## Problem requirements
Only the number is wanted: count the lines that include the word "HOME".

◇ ◇ ◇

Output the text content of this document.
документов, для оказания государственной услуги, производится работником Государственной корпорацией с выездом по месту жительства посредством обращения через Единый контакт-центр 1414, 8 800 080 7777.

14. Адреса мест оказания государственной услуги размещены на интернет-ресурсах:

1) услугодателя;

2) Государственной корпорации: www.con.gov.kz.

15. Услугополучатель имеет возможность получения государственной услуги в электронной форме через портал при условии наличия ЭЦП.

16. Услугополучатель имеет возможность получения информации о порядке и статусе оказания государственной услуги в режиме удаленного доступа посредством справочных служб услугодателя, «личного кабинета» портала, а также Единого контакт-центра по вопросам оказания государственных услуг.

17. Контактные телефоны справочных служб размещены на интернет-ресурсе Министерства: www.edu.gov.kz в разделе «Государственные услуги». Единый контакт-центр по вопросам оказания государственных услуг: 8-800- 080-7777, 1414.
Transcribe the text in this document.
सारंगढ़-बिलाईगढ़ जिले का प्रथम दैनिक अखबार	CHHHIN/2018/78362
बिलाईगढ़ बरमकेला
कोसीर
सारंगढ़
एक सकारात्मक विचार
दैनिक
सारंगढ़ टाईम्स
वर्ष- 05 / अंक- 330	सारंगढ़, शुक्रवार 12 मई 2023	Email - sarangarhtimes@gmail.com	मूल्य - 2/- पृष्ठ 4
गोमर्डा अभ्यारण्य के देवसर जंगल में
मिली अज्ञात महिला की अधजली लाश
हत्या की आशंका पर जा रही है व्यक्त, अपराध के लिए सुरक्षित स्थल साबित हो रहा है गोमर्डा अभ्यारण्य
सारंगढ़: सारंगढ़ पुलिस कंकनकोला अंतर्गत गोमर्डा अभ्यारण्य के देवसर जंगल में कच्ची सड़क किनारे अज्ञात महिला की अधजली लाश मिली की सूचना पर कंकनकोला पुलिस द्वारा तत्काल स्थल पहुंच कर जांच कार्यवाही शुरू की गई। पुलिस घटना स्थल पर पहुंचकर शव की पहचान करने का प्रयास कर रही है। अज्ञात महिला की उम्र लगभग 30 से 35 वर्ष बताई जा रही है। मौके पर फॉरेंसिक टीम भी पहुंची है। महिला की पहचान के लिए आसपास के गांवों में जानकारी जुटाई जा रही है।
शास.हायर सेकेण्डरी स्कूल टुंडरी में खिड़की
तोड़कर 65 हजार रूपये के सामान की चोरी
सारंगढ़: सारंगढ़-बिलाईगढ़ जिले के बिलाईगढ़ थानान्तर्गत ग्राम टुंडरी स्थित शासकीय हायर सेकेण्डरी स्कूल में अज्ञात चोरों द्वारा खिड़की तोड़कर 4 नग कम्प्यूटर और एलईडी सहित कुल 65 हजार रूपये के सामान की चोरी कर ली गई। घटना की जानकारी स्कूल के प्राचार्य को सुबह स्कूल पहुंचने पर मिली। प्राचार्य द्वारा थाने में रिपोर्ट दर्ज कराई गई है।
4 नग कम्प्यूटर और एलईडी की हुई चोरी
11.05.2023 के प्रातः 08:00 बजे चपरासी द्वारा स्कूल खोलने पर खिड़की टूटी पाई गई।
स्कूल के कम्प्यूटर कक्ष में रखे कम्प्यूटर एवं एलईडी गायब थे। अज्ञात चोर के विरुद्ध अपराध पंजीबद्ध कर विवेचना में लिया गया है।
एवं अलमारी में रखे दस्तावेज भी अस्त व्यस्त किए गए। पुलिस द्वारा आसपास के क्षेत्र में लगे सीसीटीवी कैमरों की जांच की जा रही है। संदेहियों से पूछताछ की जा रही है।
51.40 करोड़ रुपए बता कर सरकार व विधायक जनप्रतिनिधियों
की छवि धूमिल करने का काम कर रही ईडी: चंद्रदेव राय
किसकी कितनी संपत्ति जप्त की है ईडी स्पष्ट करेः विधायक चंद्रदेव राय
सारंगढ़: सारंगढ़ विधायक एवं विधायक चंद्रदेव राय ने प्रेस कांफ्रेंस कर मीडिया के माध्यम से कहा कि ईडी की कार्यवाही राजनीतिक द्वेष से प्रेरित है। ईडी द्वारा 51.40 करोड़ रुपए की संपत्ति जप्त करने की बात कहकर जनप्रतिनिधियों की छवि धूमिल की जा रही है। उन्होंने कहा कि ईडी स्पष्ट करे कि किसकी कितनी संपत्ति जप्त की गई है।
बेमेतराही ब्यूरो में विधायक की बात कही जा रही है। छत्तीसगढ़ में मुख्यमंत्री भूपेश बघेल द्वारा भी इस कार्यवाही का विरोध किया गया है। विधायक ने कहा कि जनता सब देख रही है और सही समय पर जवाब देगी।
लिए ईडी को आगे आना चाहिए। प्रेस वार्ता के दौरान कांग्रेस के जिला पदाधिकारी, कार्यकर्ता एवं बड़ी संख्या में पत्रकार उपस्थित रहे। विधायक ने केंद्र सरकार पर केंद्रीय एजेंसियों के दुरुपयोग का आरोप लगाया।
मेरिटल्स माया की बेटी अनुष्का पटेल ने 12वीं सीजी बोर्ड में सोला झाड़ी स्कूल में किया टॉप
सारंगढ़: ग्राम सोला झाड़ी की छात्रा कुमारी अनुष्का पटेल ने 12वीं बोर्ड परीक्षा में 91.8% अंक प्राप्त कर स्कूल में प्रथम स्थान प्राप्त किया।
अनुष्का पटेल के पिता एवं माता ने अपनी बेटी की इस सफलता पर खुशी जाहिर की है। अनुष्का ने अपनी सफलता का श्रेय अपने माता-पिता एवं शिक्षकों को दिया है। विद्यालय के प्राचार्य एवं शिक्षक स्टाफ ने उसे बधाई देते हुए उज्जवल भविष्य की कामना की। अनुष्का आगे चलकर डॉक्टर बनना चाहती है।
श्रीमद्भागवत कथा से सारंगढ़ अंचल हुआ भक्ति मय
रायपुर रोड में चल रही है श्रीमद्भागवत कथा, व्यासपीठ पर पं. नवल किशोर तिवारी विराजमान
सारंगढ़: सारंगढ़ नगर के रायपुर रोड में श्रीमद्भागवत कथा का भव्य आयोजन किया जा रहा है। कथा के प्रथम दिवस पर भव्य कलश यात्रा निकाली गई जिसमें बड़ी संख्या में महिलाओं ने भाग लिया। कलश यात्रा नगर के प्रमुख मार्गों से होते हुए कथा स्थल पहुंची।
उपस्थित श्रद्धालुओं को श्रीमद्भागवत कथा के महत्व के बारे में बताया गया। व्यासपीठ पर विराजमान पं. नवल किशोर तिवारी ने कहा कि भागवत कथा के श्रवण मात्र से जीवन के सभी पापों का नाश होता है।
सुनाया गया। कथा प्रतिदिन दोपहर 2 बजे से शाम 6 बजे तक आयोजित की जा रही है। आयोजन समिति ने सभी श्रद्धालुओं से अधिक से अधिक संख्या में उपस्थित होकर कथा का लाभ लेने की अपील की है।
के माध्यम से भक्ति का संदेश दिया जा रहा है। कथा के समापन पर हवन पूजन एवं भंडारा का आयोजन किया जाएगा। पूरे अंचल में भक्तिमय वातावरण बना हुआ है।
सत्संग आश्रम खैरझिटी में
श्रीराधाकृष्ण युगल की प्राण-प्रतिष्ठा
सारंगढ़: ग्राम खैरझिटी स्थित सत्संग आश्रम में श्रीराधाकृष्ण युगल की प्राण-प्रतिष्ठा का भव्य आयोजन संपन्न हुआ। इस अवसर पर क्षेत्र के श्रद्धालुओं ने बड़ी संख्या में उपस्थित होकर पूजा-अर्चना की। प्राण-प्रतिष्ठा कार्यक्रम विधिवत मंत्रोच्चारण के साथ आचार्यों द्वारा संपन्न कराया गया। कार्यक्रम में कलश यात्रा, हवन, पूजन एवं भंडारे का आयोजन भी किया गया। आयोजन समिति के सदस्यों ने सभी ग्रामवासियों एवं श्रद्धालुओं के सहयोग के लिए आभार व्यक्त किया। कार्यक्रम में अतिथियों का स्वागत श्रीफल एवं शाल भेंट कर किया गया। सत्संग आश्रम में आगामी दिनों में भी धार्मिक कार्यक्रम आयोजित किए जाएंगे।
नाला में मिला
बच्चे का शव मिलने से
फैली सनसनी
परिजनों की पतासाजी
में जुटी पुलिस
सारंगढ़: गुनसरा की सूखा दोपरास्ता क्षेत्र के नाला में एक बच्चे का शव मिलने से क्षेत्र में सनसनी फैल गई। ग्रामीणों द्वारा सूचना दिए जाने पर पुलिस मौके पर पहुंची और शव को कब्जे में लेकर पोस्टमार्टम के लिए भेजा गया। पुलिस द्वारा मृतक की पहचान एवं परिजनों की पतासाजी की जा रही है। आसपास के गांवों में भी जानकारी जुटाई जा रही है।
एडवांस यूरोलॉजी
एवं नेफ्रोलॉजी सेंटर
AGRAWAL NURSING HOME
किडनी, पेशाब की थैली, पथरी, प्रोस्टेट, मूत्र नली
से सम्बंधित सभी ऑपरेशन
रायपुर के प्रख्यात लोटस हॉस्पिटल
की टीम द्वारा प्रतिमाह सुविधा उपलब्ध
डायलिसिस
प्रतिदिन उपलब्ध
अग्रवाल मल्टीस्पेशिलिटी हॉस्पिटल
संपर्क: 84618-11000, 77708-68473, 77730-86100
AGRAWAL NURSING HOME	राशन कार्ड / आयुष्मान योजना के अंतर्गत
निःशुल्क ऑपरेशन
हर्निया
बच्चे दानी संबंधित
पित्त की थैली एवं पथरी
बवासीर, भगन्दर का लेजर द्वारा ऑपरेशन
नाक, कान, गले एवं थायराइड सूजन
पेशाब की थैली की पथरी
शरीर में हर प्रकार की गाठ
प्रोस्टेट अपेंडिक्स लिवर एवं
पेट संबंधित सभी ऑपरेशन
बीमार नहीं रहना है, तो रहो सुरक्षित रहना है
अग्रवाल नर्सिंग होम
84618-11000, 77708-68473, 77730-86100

◇ ◇ ◇

## Exercise output
2